● **PROBLEM TO SOLVE**: Every line of the material below must be repeated exactly.

[Source records]
## Begin

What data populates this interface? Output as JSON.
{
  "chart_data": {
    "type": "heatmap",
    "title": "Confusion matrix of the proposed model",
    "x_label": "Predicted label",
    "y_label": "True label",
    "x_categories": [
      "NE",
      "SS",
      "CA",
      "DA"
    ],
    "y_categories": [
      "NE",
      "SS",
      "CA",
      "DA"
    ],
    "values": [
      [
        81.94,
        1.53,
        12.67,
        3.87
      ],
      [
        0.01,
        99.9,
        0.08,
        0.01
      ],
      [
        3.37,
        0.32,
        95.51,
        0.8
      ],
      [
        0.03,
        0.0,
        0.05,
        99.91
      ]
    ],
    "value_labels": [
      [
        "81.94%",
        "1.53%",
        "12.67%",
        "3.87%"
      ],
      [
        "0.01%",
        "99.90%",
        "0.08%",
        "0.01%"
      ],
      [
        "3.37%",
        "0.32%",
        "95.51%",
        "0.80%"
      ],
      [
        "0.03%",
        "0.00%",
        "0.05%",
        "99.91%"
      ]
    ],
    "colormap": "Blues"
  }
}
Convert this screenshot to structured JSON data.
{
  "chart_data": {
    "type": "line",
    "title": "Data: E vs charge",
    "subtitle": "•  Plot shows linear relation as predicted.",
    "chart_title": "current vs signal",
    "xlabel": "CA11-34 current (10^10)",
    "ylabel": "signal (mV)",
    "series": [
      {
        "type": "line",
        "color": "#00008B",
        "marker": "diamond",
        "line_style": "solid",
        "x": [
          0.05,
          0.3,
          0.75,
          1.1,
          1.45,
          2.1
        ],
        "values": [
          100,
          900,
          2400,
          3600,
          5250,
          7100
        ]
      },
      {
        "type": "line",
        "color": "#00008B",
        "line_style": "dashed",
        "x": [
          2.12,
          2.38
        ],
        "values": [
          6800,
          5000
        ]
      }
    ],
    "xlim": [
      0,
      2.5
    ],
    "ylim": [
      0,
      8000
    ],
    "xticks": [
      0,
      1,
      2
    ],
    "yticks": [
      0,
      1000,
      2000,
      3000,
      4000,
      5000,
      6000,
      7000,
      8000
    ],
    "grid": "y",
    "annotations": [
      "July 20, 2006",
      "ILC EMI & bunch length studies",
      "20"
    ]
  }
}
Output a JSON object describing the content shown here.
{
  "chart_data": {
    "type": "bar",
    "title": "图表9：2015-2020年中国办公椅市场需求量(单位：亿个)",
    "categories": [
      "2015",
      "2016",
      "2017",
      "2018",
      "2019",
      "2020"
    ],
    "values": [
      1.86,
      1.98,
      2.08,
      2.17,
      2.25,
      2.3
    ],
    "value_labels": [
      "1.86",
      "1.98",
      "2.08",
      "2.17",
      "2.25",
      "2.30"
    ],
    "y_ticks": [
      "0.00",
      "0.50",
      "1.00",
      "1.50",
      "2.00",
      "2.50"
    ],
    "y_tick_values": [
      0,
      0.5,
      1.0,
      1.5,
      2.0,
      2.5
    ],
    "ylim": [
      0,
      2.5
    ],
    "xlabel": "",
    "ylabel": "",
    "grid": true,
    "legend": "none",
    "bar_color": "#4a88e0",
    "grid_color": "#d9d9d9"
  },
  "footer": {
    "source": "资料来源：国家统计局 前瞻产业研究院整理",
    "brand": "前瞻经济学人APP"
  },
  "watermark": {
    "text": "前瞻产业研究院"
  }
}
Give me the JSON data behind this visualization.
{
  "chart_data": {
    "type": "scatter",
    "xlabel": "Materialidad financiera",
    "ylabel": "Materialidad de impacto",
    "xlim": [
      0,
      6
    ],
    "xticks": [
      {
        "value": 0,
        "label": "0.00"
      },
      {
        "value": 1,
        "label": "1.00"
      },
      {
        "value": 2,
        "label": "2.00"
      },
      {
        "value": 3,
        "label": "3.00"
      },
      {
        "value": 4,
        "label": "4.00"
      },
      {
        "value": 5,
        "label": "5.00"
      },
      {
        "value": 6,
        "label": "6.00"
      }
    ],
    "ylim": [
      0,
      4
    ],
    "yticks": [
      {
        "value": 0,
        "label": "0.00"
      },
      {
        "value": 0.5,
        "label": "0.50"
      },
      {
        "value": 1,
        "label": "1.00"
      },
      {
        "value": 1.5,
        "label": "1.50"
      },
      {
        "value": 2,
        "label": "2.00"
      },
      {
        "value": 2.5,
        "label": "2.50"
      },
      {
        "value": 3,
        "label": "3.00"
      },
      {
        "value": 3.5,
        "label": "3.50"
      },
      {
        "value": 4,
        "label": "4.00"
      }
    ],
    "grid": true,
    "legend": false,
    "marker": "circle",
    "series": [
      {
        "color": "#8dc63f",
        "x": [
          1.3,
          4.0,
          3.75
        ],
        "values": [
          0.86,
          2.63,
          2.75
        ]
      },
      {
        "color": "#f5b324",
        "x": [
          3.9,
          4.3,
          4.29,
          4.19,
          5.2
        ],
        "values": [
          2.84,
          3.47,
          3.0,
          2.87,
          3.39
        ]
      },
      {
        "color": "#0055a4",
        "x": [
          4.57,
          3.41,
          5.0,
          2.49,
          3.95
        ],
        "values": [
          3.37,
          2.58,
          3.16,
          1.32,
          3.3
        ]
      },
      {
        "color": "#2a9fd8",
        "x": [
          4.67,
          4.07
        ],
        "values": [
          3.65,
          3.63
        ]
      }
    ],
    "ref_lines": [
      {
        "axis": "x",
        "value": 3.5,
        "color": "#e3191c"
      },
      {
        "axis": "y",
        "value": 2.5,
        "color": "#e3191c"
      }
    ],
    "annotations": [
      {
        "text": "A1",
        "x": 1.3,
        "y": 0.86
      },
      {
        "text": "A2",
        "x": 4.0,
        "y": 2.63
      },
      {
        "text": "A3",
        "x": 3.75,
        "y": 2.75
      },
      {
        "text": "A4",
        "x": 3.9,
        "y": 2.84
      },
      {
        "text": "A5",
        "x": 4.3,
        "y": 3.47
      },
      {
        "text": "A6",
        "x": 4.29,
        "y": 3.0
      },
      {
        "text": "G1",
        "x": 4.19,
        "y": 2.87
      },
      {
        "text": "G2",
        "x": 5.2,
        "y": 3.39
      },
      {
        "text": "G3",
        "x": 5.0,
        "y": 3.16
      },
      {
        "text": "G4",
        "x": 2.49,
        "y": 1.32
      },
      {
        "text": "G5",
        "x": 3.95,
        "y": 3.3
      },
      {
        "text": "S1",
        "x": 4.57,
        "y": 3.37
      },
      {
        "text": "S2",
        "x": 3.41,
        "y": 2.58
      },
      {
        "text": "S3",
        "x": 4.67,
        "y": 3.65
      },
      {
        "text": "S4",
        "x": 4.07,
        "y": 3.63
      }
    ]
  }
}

## End

● **FINISHED TASK**:
What data populates this interface? Output as JSON.
{
  "chart_data": {
    "type": "heatmap",
    "title": "Confusion matrix of the proposed model",
    "x_label": "Predicted label",
    "y_label": "True label",
    "x_categories": [
      "NE",
      "SS",
      "CA",
      "DA"
    ],
    "y_categories": [
      "NE",
      "SS",
      "CA",
      "DA"
    ],
    "values": [
      [
        81.94,
        1.53,
        12.67,
        3.87
      ],
      [
        0.01,
        99.9,
        0.08,
        0.01
      ],
      [
        3.37,
        0.32,
        95.51,
        0.8
      ],
      [
        0.03,
        0.0,
        0.05,
        99.91
      ]
    ],
    "value_labels": [
      [
        "81.94%",
        "1.53%",
        "12.67%",
        "3.87%"
      ],
      [
        "0.01%",
        "99.90%",
        "0.08%",
        "0.01%"
      ],
      [
        "3.37%",
        "0.32%",
        "95.51%",
        "0.80%"
      ],
      [
        "0.03%",
        "0.00%",
        "0.05%",
        "99.91%"
      ]
    ],
    "colormap": "Blues"
  }
}
Convert this screenshot to structured JSON data.
{
  "chart_data": {
    "type": "line",
    "title": "Data: E vs charge",
    "subtitle": "•  Plot shows linear relation as predicted.",
    "chart_title": "current vs signal",
    "xlabel": "CA11-34 current (10^10)",
    "ylabel": "signal (mV)",
    "series": [
      {
        "type": "line",
        "color": "#00008B",
        "marker": "diamond",
        "line_style": "solid",
        "x": [
          0.05,
          0.3,
          0.75,
          1.1,
          1.45,
          2.1
        ],
        "values": [
          100,
          900,
          2400,
          3600,
          5250,
          7100
        ]
      },
      {
        "type": "line",
        "color": "#00008B",
        "line_style": "dashed",
        "x": [
          2.12,
          2.38
        ],
        "values": [
          6800,
          5000
        ]
      }
    ],
    "xlim": [
      0,
      2.5
    ],
    "ylim": [
      0,
      8000
    ],
    "xticks": [
      0,
      1,
      2
    ],
    "yticks": [
      0,
      1000,
      2000,
      3000,
      4000,
      5000,
      6000,
      7000,
      8000
    ],
    "grid": "y",
    "annotations": [
      "July 20, 2006",
      "ILC EMI & bunch length studies",
      "20"
    ]
  }
}
Output a JSON object describing the content shown here.
{
  "chart_data": {
    "type": "bar",
    "title": "图表9：2015-2020年中国办公椅市场需求量(单位：亿个)",
    "categories": [
      "2015",
      "2016",
      "2017",
      "2018",
      "2019",
      "2020"
    ],
    "values": [
      1.86,
      1.98,
      2.08,
      2.17,
      2.25,
      2.3
    ],
    "value_labels": [
      "1.86",
      "1.98",
      "2.08",
      "2.17",
      "2.25",
      "2.30"
    ],
    "y_ticks": [
      "0.00",
      "0.50",
      "1.00",
      "1.50",
      "2.00",
      "2.50"
    ],
    "y_tick_values": [
      0,
      0.5,
      1.0,
      1.5,
      2.0,
      2.5
    ],
    "ylim": [
      0,
      2.5
    ],
    "xlabel": "",
    "ylabel": "",
    "grid": true,
    "legend": "none",
    "bar_color": "#4a88e0",
    "grid_color": "#d9d9d9"
  },
  "footer": {
    "source": "资料来源：国家统计局 前瞻产业研究院整理",
    "brand": "前瞻经济学人APP"
  },
  "watermark": {
    "text": "前瞻产业研究院"
  }
}
Give me the JSON data behind this visualization.
{
  "chart_data": {
    "type": "scatter",
    "xlabel": "Materialidad financiera",
    "ylabel": "Materialidad de impacto",
    "xlim": [
      0,
      6
    ],
    "xticks": [
      {
        "value": 0,
        "label": "0.00"
      },
      {
        "value": 1,
        "label": "1.00"
      },
      {
        "value": 2,
        "label": "2.00"
      },
      {
        "value": 3,
        "label": "3.00"
      },
      {
        "value": 4,
        "label": "4.00"
      },
      {
        "value": 5,
        "label": "5.00"
      },
      {
        "value": 6,
        "label": "6.00"
      }
    ],
    "ylim": [
      0,
      4
    ],
    "yticks": [
      {
        "value": 0,
        "label": "0.00"
      },
      {
        "value": 0.5,
        "label": "0.50"
      },
      {
        "value": 1,
        "label": "1.00"
      },
      {
        "value": 1.5,
        "label": "1.50"
      },
      {
        "value": 2,
        "label": "2.00"
      },
      {
        "value": 2.5,
        "label": "2.50"
      },
      {
        "value": 3,
        "label": "3.00"
      },
      {
        "value": 3.5,
        "label": "3.50"
      },
      {
        "value": 4,
        "label": "4.00"
      }
    ],
    "grid": true,
    "legend": false,
    "marker": "circle",
    "series": [
      {
        "color": "#8dc63f",
        "x": [
          1.3,
          4.0,
          3.75
        ],
        "values": [
          0.86,
          2.63,
          2.75
        ]
      },
      {
        "color": "#f5b324",
        "x": [
          3.9,
          4.3,
          4.29,
          4.19,
          5.2
        ],
        "values": [
          2.84,
          3.47,
          3.0,
          2.87,
          3.39
        ]
      },
      {
        "color": "#0055a4",
        "x": [
          4.57,
          3.41,
          5.0,
          2.49,
          3.95
        ],
        "values": [
          3.37,
          2.58,
          3.16,
          1.32,
          3.3
        ]
      },
      {
        "color": "#2a9fd8",
        "x": [
          4.67,
          4.07
        ],
        "values": [
          3.65,
          3.63
        ]
      }
    ],
    "ref_lines": [
      {
        "axis": "x",
        "value": 3.5,
        "color": "#e3191c"
      },
      {
        "axis": "y",
        "value": 2.5,
        "color": "#e3191c"
      }
    ],
    "annotations": [
      {
        "text": "A1",
        "x": 1.3,
        "y": 0.86
      },
      {
        "text": "A2",
        "x": 4.0,
        "y": 2.63
      },
      {
        "text": "A3",
        "x": 3.75,
        "y": 2.75
      },
      {
        "text": "A4",
        "x": 3.9,
        "y": 2.84
      },
      {
        "text": "A5",
        "x": 4.3,
        "y": 3.47
      },
      {
        "text": "A6",
        "x": 4.29,
        "y": 3.0
      },
      {
        "text": "G1",
        "x": 4.19,
        "y": 2.87
      },
      {
        "text": "G2",
        "x": 5.2,
        "y": 3.39
      },
      {
        "text": "G3",
        "x": 5.0,
        "y": 3.16
      },
      {
        "text": "G4",
        "x": 2.49,
        "y": 1.32
      },
      {
        "text": "G5",
        "x": 3.95,
        "y": 3.3
      },
      {
        "text": "S1",
        "x": 4.57,
        "y": 3.37
      },
      {
        "text": "S2",
        "x": 3.41,
        "y": 2.58
      },
      {
        "text": "S3",
        "x": 4.67,
        "y": 3.65
      },
      {
        "text": "S4",
        "x": 4.07,
        "y": 3.63
      }
    ]
  }
}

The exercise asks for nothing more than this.